Problem requirements –
Rewrite the data below, changing every "y-tick-label" to "y-axis-label" and leaving everything else as it is. Leave the pictures out of your answer.

Bounding box data
◆ ◆ ◆
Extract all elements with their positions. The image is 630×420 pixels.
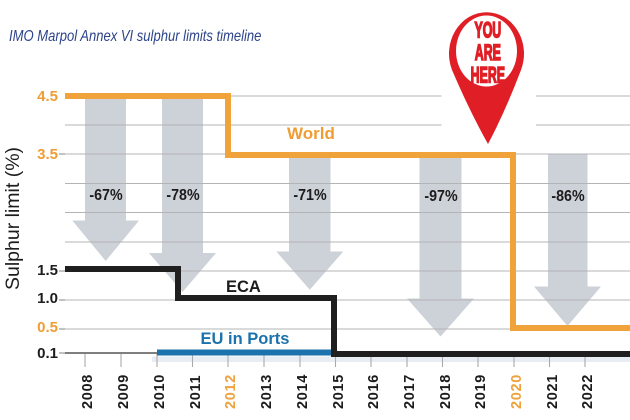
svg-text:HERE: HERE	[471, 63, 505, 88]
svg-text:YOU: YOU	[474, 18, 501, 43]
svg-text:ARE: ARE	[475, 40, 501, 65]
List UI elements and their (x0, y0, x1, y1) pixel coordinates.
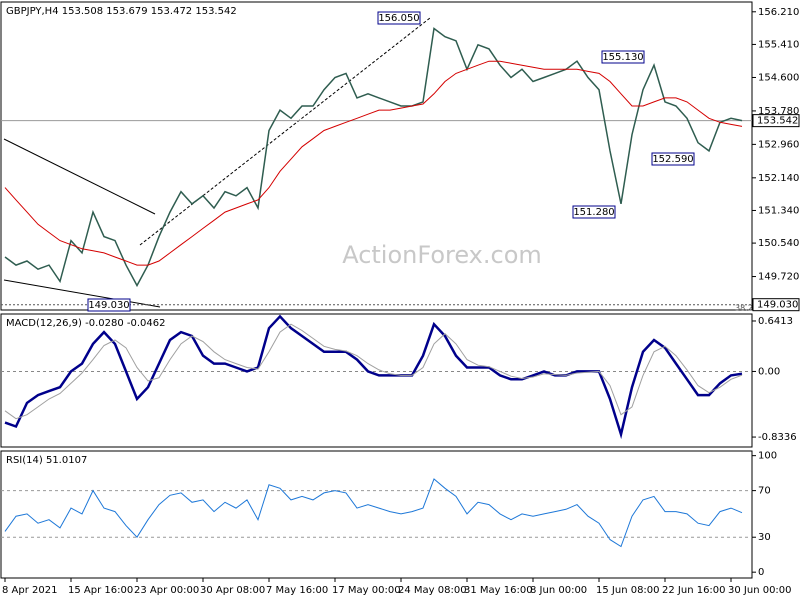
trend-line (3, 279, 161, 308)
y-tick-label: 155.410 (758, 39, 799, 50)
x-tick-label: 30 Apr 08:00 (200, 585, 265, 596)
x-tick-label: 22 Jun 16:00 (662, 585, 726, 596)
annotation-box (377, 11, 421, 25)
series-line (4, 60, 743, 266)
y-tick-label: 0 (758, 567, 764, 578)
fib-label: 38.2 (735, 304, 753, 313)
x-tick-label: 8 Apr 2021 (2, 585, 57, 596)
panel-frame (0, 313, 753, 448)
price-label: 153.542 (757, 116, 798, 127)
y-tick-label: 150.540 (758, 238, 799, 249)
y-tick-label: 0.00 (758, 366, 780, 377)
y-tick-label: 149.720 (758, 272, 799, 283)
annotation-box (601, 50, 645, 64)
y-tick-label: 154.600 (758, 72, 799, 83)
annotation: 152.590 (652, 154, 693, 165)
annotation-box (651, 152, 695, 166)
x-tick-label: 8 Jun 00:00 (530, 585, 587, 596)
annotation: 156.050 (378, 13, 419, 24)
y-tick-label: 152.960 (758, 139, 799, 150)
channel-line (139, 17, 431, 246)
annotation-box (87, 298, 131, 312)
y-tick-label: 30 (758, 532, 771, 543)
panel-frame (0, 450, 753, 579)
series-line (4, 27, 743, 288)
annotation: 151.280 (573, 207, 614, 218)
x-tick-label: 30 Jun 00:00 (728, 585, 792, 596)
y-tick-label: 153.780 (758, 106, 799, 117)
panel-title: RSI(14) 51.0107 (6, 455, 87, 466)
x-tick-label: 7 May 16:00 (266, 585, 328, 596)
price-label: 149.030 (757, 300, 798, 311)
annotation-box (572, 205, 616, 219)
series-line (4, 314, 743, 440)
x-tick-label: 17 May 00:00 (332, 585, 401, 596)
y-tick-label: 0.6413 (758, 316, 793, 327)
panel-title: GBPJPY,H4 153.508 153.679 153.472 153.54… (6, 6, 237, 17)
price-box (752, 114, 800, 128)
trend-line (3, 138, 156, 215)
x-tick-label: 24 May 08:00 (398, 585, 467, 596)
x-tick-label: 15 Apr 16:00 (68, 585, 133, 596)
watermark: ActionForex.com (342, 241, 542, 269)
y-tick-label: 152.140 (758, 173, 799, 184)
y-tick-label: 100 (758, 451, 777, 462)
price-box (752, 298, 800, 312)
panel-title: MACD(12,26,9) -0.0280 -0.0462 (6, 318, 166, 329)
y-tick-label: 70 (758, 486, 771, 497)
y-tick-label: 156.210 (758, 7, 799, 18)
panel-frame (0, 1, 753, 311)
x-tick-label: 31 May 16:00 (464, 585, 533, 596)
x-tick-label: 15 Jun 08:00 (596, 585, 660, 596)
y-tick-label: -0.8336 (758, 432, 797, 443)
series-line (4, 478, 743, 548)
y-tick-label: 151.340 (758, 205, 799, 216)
◆ ◆ ◆
Right answer –
Extract all elements with their positions. The image is 630×420 pixels.
svg-text:HERE: HERE	[471, 63, 505, 88]
svg-text:YOU: YOU	[474, 18, 501, 43]
svg-text:ARE: ARE	[475, 40, 501, 65]
List UI elements and their (x0, y0, x1, y1) pixel coordinates.
trend-line (3, 279, 161, 308)
y-axis-label: 155.410 (758, 39, 799, 50)
x-tick-label: 30 Apr 08:00 (200, 585, 265, 596)
x-tick-label: 22 Jun 16:00 (662, 585, 726, 596)
annotation-box (377, 11, 421, 25)
series-line (4, 60, 743, 266)
y-axis-label: 0 (758, 567, 764, 578)
fib-label: 38.2 (735, 304, 753, 313)
x-tick-label: 8 Apr 2021 (2, 585, 57, 596)
panel-frame (0, 313, 753, 448)
price-label: 153.542 (757, 116, 798, 127)
y-axis-label: 150.540 (758, 238, 799, 249)
y-axis-label: 0.00 (758, 366, 780, 377)
y-axis-label: 149.720 (758, 272, 799, 283)
annotation-box (601, 50, 645, 64)
y-axis-label: 154.600 (758, 72, 799, 83)
annotation: 152.590 (652, 154, 693, 165)
annotation-box (651, 152, 695, 166)
x-tick-label: 8 Jun 00:00 (530, 585, 587, 596)
annotation: 156.050 (378, 13, 419, 24)
y-axis-label: 152.960 (758, 139, 799, 150)
channel-line (139, 17, 431, 246)
annotation-box (87, 298, 131, 312)
y-axis-label: 30 (758, 532, 771, 543)
panel-frame (0, 450, 753, 579)
series-line (4, 27, 743, 288)
annotation: 151.280 (573, 207, 614, 218)
x-tick-label: 30 Jun 00:00 (728, 585, 792, 596)
y-axis-label: 153.780 (758, 106, 799, 117)
panel-title: RSI(14) 51.0107 (6, 455, 87, 466)
x-tick-label: 7 May 16:00 (266, 585, 328, 596)
price-label: 149.030 (757, 300, 798, 311)
annotation-box (572, 205, 616, 219)
series-line (4, 314, 743, 440)
x-tick-label: 17 May 00:00 (332, 585, 401, 596)
y-axis-label: 0.6413 (758, 316, 793, 327)
panel-title: GBPJPY,H4 153.508 153.679 153.472 153.54… (6, 6, 237, 17)
price-box (752, 114, 800, 128)
trend-line (3, 138, 156, 215)
x-tick-label: 24 May 08:00 (398, 585, 467, 596)
x-tick-label: 15 Apr 16:00 (68, 585, 133, 596)
watermark: ActionForex.com (342, 241, 542, 269)
y-axis-label: 152.140 (758, 173, 799, 184)
y-axis-label: 100 (758, 451, 777, 462)
price-box (752, 298, 800, 312)
panel-title: MACD(12,26,9) -0.0280 -0.0462 (6, 318, 166, 329)
y-axis-label: 70 (758, 486, 771, 497)
y-axis-label: 156.210 (758, 7, 799, 18)
panel-frame (0, 1, 753, 311)
x-tick-label: 31 May 16:00 (464, 585, 533, 596)
x-tick-label: 15 Jun 08:00 (596, 585, 660, 596)
y-axis-label: -0.8336 (758, 432, 797, 443)
series-line (4, 478, 743, 548)
y-axis-label: 151.340 (758, 205, 799, 216)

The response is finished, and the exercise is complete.